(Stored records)
▼
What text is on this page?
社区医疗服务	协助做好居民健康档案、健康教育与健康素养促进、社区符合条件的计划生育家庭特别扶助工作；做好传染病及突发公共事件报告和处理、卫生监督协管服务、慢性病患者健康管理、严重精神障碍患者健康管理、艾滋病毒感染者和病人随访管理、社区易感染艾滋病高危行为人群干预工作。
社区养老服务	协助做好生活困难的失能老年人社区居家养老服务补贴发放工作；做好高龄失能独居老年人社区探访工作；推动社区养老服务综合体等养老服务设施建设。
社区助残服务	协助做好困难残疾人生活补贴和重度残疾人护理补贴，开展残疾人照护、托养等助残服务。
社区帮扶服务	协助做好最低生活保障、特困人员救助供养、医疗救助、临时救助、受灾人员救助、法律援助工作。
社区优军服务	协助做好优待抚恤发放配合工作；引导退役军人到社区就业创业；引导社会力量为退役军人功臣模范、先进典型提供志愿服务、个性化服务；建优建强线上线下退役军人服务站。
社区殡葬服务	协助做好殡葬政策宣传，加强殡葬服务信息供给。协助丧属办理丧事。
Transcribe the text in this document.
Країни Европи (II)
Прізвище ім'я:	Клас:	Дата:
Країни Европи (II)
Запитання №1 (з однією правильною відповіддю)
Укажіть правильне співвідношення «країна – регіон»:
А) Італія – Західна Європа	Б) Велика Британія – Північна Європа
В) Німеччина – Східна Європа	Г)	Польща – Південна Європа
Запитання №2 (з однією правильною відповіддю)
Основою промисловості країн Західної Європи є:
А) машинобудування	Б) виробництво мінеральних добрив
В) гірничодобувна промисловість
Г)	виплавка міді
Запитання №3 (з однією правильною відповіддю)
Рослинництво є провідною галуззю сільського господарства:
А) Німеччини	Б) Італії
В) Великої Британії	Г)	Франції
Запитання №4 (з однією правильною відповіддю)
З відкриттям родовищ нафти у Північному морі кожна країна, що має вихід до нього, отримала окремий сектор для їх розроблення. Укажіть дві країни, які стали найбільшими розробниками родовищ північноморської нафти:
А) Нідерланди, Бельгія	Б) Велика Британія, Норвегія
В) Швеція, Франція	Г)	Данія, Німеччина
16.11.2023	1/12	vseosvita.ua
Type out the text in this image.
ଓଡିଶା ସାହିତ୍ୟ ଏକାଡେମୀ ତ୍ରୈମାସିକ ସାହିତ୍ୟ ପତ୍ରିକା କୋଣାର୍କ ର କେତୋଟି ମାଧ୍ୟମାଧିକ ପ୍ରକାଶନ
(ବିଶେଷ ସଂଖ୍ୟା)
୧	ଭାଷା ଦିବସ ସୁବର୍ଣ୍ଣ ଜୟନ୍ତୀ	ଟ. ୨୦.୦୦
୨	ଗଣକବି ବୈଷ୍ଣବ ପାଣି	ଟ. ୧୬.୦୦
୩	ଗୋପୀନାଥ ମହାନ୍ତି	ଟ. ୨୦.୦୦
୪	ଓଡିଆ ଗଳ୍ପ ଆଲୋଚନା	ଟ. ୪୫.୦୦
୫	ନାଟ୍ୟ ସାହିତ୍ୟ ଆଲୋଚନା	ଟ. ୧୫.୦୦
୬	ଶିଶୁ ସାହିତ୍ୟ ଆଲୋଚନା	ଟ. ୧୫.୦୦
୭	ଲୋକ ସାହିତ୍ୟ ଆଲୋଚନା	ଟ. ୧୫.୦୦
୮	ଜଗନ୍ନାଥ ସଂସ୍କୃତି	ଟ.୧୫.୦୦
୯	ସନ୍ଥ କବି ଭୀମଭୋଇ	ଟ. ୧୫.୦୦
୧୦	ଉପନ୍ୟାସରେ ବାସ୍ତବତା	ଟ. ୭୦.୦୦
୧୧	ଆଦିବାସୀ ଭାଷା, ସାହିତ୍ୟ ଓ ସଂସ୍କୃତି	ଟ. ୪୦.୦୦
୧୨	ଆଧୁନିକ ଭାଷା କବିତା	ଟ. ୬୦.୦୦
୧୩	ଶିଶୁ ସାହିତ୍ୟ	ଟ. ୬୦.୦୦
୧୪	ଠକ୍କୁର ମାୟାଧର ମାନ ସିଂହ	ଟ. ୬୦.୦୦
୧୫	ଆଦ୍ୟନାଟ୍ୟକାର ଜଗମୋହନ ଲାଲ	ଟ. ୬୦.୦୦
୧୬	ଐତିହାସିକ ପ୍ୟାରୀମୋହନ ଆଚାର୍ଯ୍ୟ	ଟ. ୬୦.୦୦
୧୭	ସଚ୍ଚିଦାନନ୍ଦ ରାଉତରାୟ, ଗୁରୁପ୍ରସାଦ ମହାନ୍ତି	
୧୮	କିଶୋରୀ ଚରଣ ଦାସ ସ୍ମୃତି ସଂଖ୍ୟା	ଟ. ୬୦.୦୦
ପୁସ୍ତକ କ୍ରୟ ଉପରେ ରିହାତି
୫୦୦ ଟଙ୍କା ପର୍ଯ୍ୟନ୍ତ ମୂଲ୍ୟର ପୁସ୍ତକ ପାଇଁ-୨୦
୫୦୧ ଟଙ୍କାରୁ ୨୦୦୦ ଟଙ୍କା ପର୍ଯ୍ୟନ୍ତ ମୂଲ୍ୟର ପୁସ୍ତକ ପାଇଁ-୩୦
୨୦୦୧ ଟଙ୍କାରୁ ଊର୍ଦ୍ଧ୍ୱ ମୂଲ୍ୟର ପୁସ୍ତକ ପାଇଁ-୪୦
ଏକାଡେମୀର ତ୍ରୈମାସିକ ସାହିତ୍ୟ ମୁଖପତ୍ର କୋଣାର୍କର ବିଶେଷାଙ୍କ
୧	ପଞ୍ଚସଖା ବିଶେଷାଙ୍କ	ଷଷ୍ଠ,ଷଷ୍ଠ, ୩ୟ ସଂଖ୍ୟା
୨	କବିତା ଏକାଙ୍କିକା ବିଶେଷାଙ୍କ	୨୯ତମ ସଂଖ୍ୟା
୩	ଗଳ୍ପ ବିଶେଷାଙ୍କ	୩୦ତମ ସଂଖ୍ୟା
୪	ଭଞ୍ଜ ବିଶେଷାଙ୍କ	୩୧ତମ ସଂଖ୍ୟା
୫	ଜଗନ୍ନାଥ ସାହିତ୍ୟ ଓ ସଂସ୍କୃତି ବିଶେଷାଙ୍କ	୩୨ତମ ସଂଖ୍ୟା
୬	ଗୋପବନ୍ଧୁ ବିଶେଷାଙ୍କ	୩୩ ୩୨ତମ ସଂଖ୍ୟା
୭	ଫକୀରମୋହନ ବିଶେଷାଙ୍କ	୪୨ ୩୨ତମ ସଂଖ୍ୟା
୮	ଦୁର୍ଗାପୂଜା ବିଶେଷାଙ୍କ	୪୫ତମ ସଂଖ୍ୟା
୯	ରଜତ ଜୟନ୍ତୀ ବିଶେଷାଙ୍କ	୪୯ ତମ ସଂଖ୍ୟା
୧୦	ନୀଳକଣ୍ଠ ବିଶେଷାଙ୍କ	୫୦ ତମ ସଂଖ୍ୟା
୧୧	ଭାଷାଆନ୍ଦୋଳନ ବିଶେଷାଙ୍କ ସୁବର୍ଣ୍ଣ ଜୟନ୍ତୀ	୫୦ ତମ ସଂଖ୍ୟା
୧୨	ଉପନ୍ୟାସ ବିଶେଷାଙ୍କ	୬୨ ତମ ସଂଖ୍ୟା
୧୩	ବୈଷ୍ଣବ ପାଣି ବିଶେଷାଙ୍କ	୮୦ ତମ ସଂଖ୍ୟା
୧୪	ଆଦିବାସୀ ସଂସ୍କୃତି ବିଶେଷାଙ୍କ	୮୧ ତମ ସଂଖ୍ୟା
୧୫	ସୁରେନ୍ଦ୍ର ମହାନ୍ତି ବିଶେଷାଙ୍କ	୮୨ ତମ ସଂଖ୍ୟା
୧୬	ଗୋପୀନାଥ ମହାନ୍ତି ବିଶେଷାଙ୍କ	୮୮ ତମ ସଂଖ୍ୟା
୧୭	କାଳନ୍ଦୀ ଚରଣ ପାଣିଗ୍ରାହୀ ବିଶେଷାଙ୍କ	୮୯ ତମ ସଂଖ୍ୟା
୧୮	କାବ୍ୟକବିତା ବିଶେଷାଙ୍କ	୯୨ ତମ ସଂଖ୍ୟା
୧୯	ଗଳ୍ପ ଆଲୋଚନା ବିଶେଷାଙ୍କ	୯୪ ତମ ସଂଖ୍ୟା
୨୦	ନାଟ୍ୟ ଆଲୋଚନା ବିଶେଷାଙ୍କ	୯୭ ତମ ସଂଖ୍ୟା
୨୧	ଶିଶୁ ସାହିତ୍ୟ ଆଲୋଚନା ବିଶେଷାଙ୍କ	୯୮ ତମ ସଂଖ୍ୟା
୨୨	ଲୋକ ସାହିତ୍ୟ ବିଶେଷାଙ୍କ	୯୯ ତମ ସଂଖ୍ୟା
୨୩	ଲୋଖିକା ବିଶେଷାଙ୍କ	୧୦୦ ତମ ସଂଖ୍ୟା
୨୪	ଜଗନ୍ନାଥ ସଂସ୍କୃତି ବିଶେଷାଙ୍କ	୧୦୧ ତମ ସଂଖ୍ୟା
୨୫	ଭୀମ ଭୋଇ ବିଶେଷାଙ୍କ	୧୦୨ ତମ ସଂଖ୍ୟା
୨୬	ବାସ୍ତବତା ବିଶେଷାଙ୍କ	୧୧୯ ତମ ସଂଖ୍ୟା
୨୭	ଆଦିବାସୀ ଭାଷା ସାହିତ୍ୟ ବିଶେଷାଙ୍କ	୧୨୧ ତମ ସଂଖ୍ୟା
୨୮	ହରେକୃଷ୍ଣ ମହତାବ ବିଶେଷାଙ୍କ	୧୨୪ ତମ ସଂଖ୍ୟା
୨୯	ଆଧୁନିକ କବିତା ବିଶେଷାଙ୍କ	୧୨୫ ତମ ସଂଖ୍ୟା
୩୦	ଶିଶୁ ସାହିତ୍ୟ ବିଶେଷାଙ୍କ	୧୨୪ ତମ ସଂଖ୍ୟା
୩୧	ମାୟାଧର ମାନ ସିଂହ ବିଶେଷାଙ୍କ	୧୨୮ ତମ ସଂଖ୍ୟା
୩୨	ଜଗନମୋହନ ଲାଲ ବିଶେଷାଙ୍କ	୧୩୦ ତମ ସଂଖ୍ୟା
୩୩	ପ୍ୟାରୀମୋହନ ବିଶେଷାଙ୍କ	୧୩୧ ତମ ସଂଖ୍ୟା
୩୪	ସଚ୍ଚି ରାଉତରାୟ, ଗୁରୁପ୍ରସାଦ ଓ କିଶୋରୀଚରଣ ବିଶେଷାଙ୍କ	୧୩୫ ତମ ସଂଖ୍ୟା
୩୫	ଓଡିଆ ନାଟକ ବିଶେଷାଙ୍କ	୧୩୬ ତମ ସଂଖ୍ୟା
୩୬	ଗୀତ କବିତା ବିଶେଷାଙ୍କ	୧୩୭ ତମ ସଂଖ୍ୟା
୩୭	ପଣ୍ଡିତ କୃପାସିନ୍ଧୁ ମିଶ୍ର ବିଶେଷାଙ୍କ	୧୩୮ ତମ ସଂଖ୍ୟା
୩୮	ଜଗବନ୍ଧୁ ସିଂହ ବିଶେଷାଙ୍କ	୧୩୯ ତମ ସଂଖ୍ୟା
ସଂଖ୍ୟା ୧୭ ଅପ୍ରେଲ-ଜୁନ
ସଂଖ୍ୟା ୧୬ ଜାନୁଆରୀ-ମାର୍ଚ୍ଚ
▲
* **Requirement**: Identify and copy lines that hold the string "відповіддю".

* **Exercise output**:
Запитання №1 (з однією правильною відповіддю)
Запитання №2 (з однією правильною відповіддю)
Запитання №3 (з однією правильною відповіддю)
Запитання №4 (з однією правильною відповіддю)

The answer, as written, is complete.